Exercise requirements:
Write every entry out again exactly, please, and skip the pictures.
--- Start of Entries shown ---
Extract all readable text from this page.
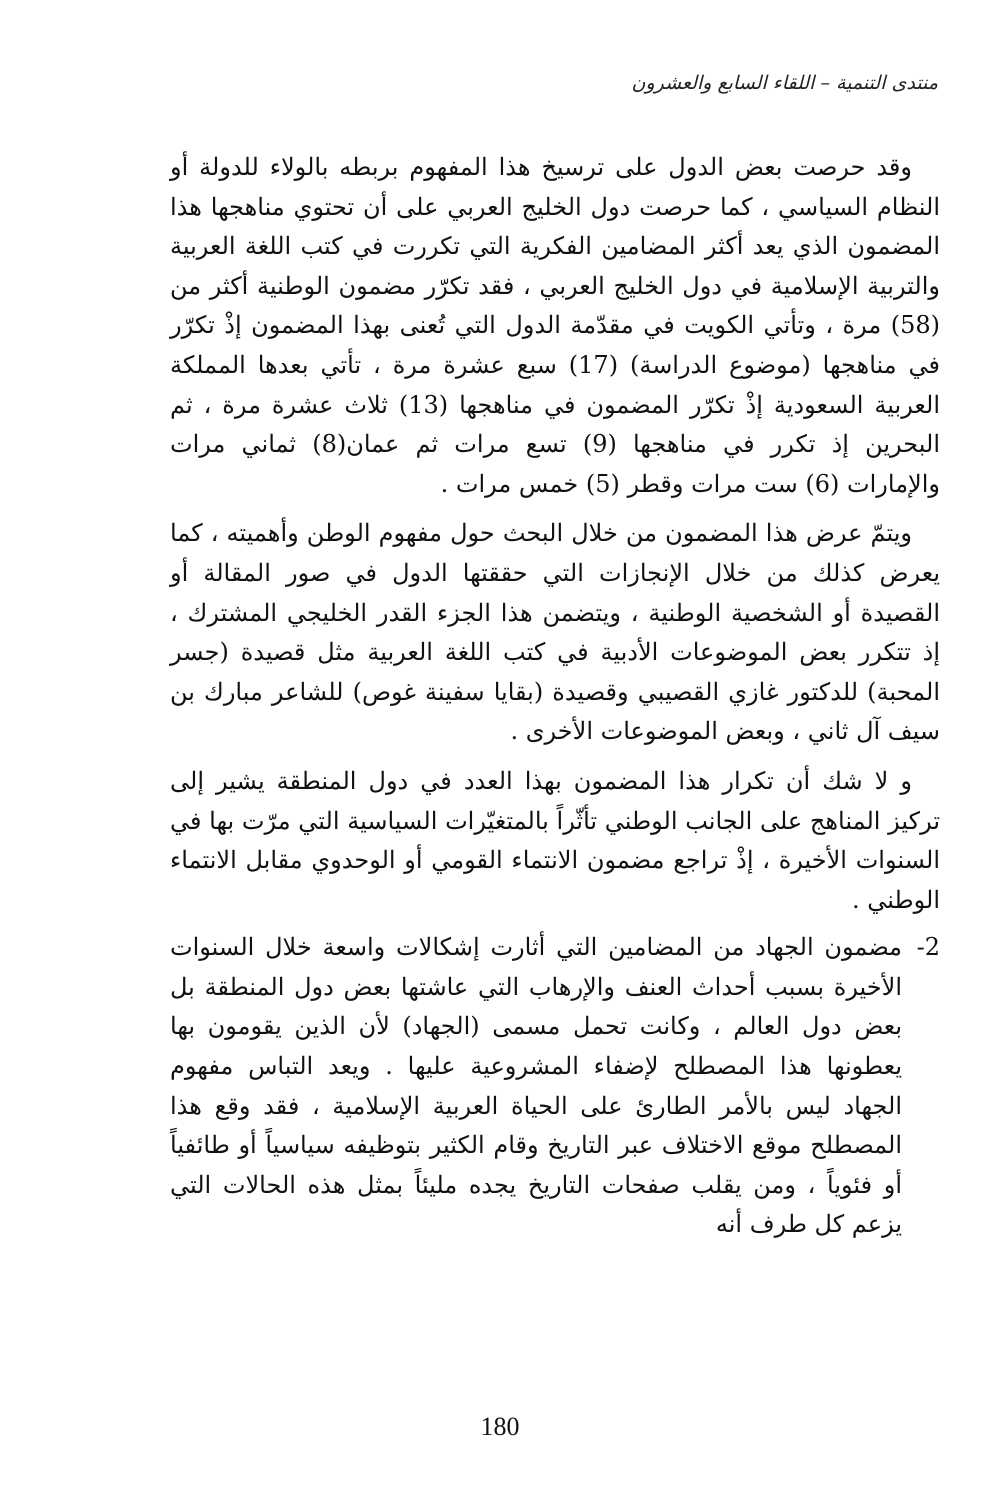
منتدى التنمية – اللقاء السابع والعشرون

وقد حرصت بعض الدول على ترسيخ هذا المفهوم بربطه بالولاء للدولة أو النظام السياسي ، كما حرصت دول الخليج العربي على أن تحتوي مناهجها هذا المضمون الذي يعد أكثر المضامين الفكرية التي تكررت في كتب اللغة العربية والتربية الإسلامية في دول الخليج العربي ، فقد تكرّر مضمون الوطنية أكثر من (58) مرة ، وتأتي الكويت في مقدّمة الدول التي تُعنى بهذا المضمون إذْ تكرّر في مناهجها (موضوع الدراسة) (17) سبع عشرة مرة ، تأتي بعدها المملكة العربية السعودية إذْ تكرّر المضمون في مناهجها (13) ثلاث عشرة مرة ، ثم البحرين إذ تكرر في مناهجها (9) تسع مرات ثم عمان(8) ثماني مرات والإمارات (6) ست مرات وقطر (5) خمس مرات .

ويتمّ عرض هذا المضمون من خلال البحث حول مفهوم الوطن وأهميته ، كما يعرض كذلك من خلال الإنجازات التي حققتها الدول في صور المقالة أو القصيدة أو الشخصية الوطنية ، ويتضمن هذا الجزء القدر الخليجي المشترك ، إذ تتكرر بعض الموضوعات الأدبية في كتب اللغة العربية مثل قصيدة (جسر المحبة) للدكتور غازي القصيبي وقصيدة (بقايا سفينة غوص) للشاعر مبارك بن سيف آل ثاني ، وبعض الموضوعات الأخرى .

و لا شك أن تكرار هذا المضمون بهذا العدد في دول المنطقة يشير إلى تركيز المناهج على الجانب الوطني تأثّراً بالمتغيّرات السياسية التي مرّت بها في السنوات الأخيرة ، إذْ تراجع مضمون الانتماء القومي أو الوحدوي مقابل الانتماء الوطني .

2-
مضمون الجهاد من المضامين التي أثارت إشكالات واسعة خلال السنوات الأخيرة بسبب أحداث العنف والإرهاب التي عاشتها بعض دول المنطقة بل بعض دول العالم ، وكانت تحمل مسمى (الجهاد) لأن الذين يقومون بها يعطونها هذا المصطلح لإضفاء المشروعية عليها . ويعد التباس مفهوم الجهاد ليس بالأمر الطارئ على الحياة العربية الإسلامية ، فقد وقع هذا المصطلح موقع الاختلاف عبر التاريخ وقام الكثير بتوظيفه سياسياً أو طائفياً أو فئوياً ، ومن يقلب صفحات التاريخ يجده مليئاً بمثل هذه الحالات التي يزعم كل طرف أنه
180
--- End of Entries shown ---
Result for this task:
Extract all readable text from this page.
منتدى التنمية – اللقاء السابع والعشرون

وقد حرصت بعض الدول على ترسيخ هذا المفهوم بربطه بالولاء للدولة أو النظام السياسي ، كما حرصت دول الخليج العربي على أن تحتوي مناهجها هذا المضمون الذي يعد أكثر المضامين الفكرية التي تكررت في كتب اللغة العربية والتربية الإسلامية في دول الخليج العربي ، فقد تكرّر مضمون الوطنية أكثر من (58) مرة ، وتأتي الكويت في مقدّمة الدول التي تُعنى بهذا المضمون إذْ تكرّر في مناهجها (موضوع الدراسة) (17) سبع عشرة مرة ، تأتي بعدها المملكة العربية السعودية إذْ تكرّر المضمون في مناهجها (13) ثلاث عشرة مرة ، ثم البحرين إذ تكرر في مناهجها (9) تسع مرات ثم عمان(8) ثماني مرات والإمارات (6) ست مرات وقطر (5) خمس مرات .

ويتمّ عرض هذا المضمون من خلال البحث حول مفهوم الوطن وأهميته ، كما يعرض كذلك من خلال الإنجازات التي حققتها الدول في صور المقالة أو القصيدة أو الشخصية الوطنية ، ويتضمن هذا الجزء القدر الخليجي المشترك ، إذ تتكرر بعض الموضوعات الأدبية في كتب اللغة العربية مثل قصيدة (جسر المحبة) للدكتور غازي القصيبي وقصيدة (بقايا سفينة غوص) للشاعر مبارك بن سيف آل ثاني ، وبعض الموضوعات الأخرى .

و لا شك أن تكرار هذا المضمون بهذا العدد في دول المنطقة يشير إلى تركيز المناهج على الجانب الوطني تأثّراً بالمتغيّرات السياسية التي مرّت بها في السنوات الأخيرة ، إذْ تراجع مضمون الانتماء القومي أو الوحدوي مقابل الانتماء الوطني .

2-
مضمون الجهاد من المضامين التي أثارت إشكالات واسعة خلال السنوات الأخيرة بسبب أحداث العنف والإرهاب التي عاشتها بعض دول المنطقة بل بعض دول العالم ، وكانت تحمل مسمى (الجهاد) لأن الذين يقومون بها يعطونها هذا المصطلح لإضفاء المشروعية عليها . ويعد التباس مفهوم الجهاد ليس بالأمر الطارئ على الحياة العربية الإسلامية ، فقد وقع هذا المصطلح موقع الاختلاف عبر التاريخ وقام الكثير بتوظيفه سياسياً أو طائفياً أو فئوياً ، ومن يقلب صفحات التاريخ يجده مليئاً بمثل هذه الحالات التي يزعم كل طرف أنه
180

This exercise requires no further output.